OBJECTIVE
Without including the pictures, copy out every line below.

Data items

....

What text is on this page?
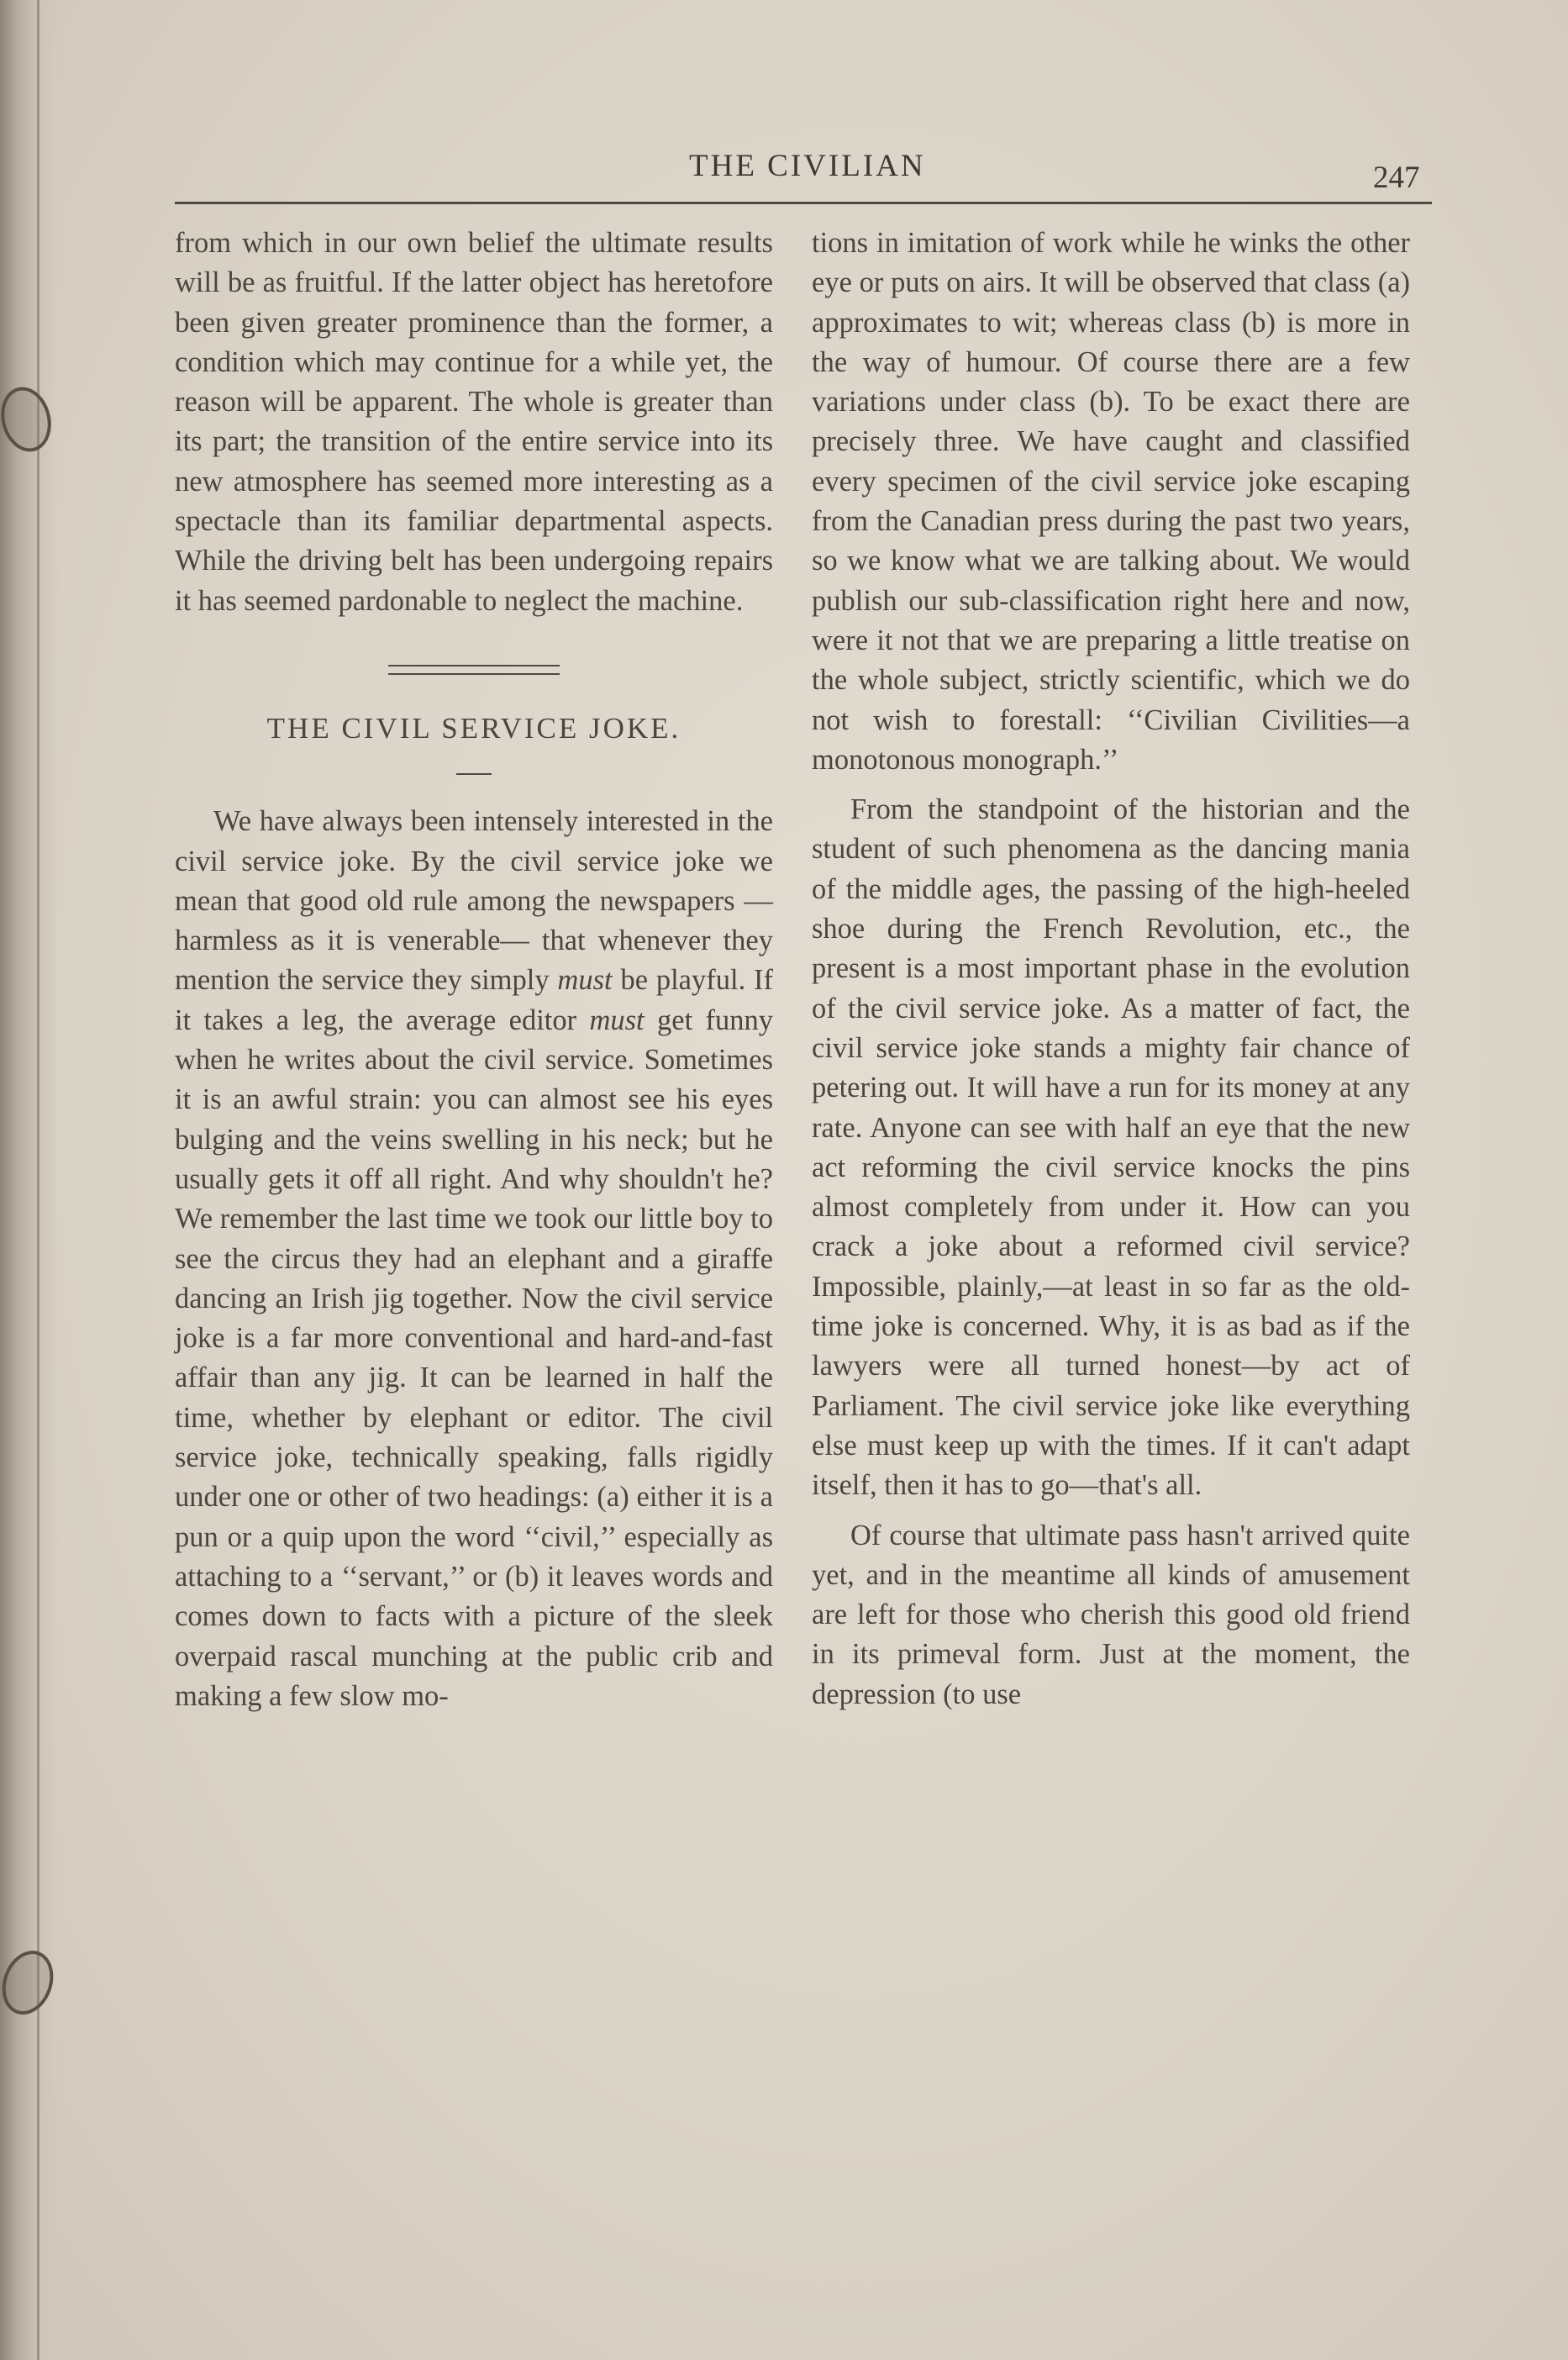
THE CIVILIAN	247

from which in our own belief the ultimate results will be as fruitful. If the latter object has heretofore been given greater prominence than the former, a condition which may continue for a while yet, the reason will be apparent. The whole is greater than its part; the transition of the entire service into its new atmosphere has seemed more interesting as a spectacle than its familiar departmental aspects. While the driving belt has been undergoing repairs it has seemed pardonable to neglect the machine.

THE CIVIL SERVICE JOKE.

We have always been intensely interested in the civil service joke. By the civil service joke we mean that good old rule among the newspapers — harmless as it is venerable— that whenever they mention the service they simply must be playful. If it takes a leg, the average editor must get funny when he writes about the civil service. Sometimes it is an awful strain: you can almost see his eyes bulging and the veins swelling in his neck; but he usually gets it off all right. And why shouldn't he? We remember the last time we took our little boy to see the circus they had an elephant and a giraffe dancing an Irish jig together. Now the civil service joke is a far more conventional and hard-and-fast affair than any jig. It can be learned in half the time, whether by elephant or editor. The civil service joke, technically speaking, falls rigidly under one or other of two headings: (a) either it is a pun or a quip upon the word ‘‘civil,’’ especially as attaching to a ‘‘servant,’’ or (b) it leaves words and comes down to facts with a picture of the sleek overpaid rascal munching at the public crib and making a few slow mo-

tions in imitation of work while he winks the other eye or puts on airs. It will be observed that class (a) approximates to wit; whereas class (b) is more in the way of humour. Of course there are a few variations under class (b). To be exact there are precisely three. We have caught and classified every specimen of the civil service joke escaping from the Canadian press during the past two years, so we know what we are talking about. We would publish our sub-classification right here and now, were it not that we are preparing a little treatise on the whole subject, strictly scientific, which we do not wish to forestall: ‘‘Civilian Civilities—a monotonous monograph.’’

From the standpoint of the historian and the student of such phenomena as the dancing mania of the middle ages, the passing of the high-heeled shoe during the French Revolution, etc., the present is a most important phase in the evolution of the civil service joke. As a matter of fact, the civil service joke stands a mighty fair chance of petering out. It will have a run for its money at any rate. Anyone can see with half an eye that the new act reforming the civil service knocks the pins almost completely from under it. How can you crack a joke about a reformed civil service? Impossible, plainly,—at least in so far as the old-time joke is concerned. Why, it is as bad as if the lawyers were all turned honest—by act of Parliament. The civil service joke like everything else must keep up with the times. If it can't adapt itself, then it has to go—that's all.

Of course that ultimate pass hasn't arrived quite yet, and in the meantime all kinds of amusement are left for those who cherish this good old friend in its primeval form. Just at the moment, the depression (to use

....

ANSWER TO THE TASK
What text is on this page?
THE CIVILIAN	247

from which in our own belief the ultimate results will be as fruitful. If the latter object has heretofore been given greater prominence than the former, a condition which may continue for a while yet, the reason will be apparent. The whole is greater than its part; the transition of the entire service into its new atmosphere has seemed more interesting as a spectacle than its familiar departmental aspects. While the driving belt has been undergoing repairs it has seemed pardonable to neglect the machine.

THE CIVIL SERVICE JOKE.

We have always been intensely interested in the civil service joke. By the civil service joke we mean that good old rule among the newspapers — harmless as it is venerable— that whenever they mention the service they simply must be playful. If it takes a leg, the average editor must get funny when he writes about the civil service. Sometimes it is an awful strain: you can almost see his eyes bulging and the veins swelling in his neck; but he usually gets it off all right. And why shouldn't he? We remember the last time we took our little boy to see the circus they had an elephant and a giraffe dancing an Irish jig together. Now the civil service joke is a far more conventional and hard-and-fast affair than any jig. It can be learned in half the time, whether by elephant or editor. The civil service joke, technically speaking, falls rigidly under one or other of two headings: (a) either it is a pun or a quip upon the word ‘‘civil,’’ especially as attaching to a ‘‘servant,’’ or (b) it leaves words and comes down to facts with a picture of the sleek overpaid rascal munching at the public crib and making a few slow mo-

tions in imitation of work while he winks the other eye or puts on airs. It will be observed that class (a) approximates to wit; whereas class (b) is more in the way of humour. Of course there are a few variations under class (b). To be exact there are precisely three. We have caught and classified every specimen of the civil service joke escaping from the Canadian press during the past two years, so we know what we are talking about. We would publish our sub-classification right here and now, were it not that we are preparing a little treatise on the whole subject, strictly scientific, which we do not wish to forestall: ‘‘Civilian Civilities—a monotonous monograph.’’

From the standpoint of the historian and the student of such phenomena as the dancing mania of the middle ages, the passing of the high-heeled shoe during the French Revolution, etc., the present is a most important phase in the evolution of the civil service joke. As a matter of fact, the civil service joke stands a mighty fair chance of petering out. It will have a run for its money at any rate. Anyone can see with half an eye that the new act reforming the civil service knocks the pins almost completely from under it. How can you crack a joke about a reformed civil service? Impossible, plainly,—at least in so far as the old-time joke is concerned. Why, it is as bad as if the lawyers were all turned honest—by act of Parliament. The civil service joke like everything else must keep up with the times. If it can't adapt itself, then it has to go—that's all.

Of course that ultimate pass hasn't arrived quite yet, and in the meantime all kinds of amusement are left for those who cherish this good old friend in its primeval form. Just at the moment, the depression (to use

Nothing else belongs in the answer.